*ENTRIES SHOWN*.
+--
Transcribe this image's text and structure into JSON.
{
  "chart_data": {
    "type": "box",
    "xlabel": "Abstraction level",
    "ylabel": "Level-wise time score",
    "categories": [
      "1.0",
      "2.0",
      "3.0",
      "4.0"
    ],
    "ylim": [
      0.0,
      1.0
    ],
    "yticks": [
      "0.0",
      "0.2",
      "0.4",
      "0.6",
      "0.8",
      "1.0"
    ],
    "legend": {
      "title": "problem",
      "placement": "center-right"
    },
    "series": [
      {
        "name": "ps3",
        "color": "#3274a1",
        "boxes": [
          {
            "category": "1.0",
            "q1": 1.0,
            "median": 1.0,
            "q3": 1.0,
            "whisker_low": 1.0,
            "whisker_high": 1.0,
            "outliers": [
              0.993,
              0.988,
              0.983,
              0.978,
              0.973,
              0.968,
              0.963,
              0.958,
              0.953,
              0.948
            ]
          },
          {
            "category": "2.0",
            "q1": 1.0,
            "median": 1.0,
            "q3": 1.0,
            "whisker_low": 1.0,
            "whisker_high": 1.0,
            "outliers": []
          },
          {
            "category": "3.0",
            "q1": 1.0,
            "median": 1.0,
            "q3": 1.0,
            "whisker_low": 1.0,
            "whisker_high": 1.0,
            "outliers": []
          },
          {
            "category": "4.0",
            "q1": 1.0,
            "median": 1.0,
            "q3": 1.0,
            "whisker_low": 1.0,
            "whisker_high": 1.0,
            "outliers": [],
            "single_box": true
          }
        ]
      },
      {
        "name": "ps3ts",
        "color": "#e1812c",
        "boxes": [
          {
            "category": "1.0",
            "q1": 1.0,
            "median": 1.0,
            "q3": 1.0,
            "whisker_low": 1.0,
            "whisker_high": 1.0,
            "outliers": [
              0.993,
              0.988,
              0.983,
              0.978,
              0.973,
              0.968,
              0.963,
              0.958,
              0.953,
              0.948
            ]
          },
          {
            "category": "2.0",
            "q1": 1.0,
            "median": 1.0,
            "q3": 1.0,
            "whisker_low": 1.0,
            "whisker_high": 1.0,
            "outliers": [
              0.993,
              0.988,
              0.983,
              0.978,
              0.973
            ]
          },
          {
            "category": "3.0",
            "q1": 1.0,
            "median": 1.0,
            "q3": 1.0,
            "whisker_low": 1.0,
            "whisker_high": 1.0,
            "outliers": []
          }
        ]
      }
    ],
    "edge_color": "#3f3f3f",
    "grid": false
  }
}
+--
*TASK BRIEF*. Each line of the material should be duplicated exactly, please.

*EXERCISE RESULT*.
Transcribe this image's text and structure into JSON.
{
  "chart_data": {
    "type": "box",
    "xlabel": "Abstraction level",
    "ylabel": "Level-wise time score",
    "categories": [
      "1.0",
      "2.0",
      "3.0",
      "4.0"
    ],
    "ylim": [
      0.0,
      1.0
    ],
    "yticks": [
      "0.0",
      "0.2",
      "0.4",
      "0.6",
      "0.8",
      "1.0"
    ],
    "legend": {
      "title": "problem",
      "placement": "center-right"
    },
    "series": [
      {
        "name": "ps3",
        "color": "#3274a1",
        "boxes": [
          {
            "category": "1.0",
            "q1": 1.0,
            "median": 1.0,
            "q3": 1.0,
            "whisker_low": 1.0,
            "whisker_high": 1.0,
            "outliers": [
              0.993,
              0.988,
              0.983,
              0.978,
              0.973,
              0.968,
              0.963,
              0.958,
              0.953,
              0.948
            ]
          },
          {
            "category": "2.0",
            "q1": 1.0,
            "median": 1.0,
            "q3": 1.0,
            "whisker_low": 1.0,
            "whisker_high": 1.0,
            "outliers": []
          },
          {
            "category": "3.0",
            "q1": 1.0,
            "median": 1.0,
            "q3": 1.0,
            "whisker_low": 1.0,
            "whisker_high": 1.0,
            "outliers": []
          },
          {
            "category": "4.0",
            "q1": 1.0,
            "median": 1.0,
            "q3": 1.0,
            "whisker_low": 1.0,
            "whisker_high": 1.0,
            "outliers": [],
            "single_box": true
          }
        ]
      },
      {
        "name": "ps3ts",
        "color": "#e1812c",
        "boxes": [
          {
            "category": "1.0",
            "q1": 1.0,
            "median": 1.0,
            "q3": 1.0,
            "whisker_low": 1.0,
            "whisker_high": 1.0,
            "outliers": [
              0.993,
              0.988,
              0.983,
              0.978,
              0.973,
              0.968,
              0.963,
              0.958,
              0.953,
              0.948
            ]
          },
          {
            "category": "2.0",
            "q1": 1.0,
            "median": 1.0,
            "q3": 1.0,
            "whisker_low": 1.0,
            "whisker_high": 1.0,
            "outliers": [
              0.993,
              0.988,
              0.983,
              0.978,
              0.973
            ]
          },
          {
            "category": "3.0",
            "q1": 1.0,
            "median": 1.0,
            "q3": 1.0,
            "whisker_low": 1.0,
            "whisker_high": 1.0,
            "outliers": []
          }
        ]
      }
    ],
    "edge_color": "#3f3f3f",
    "grid": false
  }
}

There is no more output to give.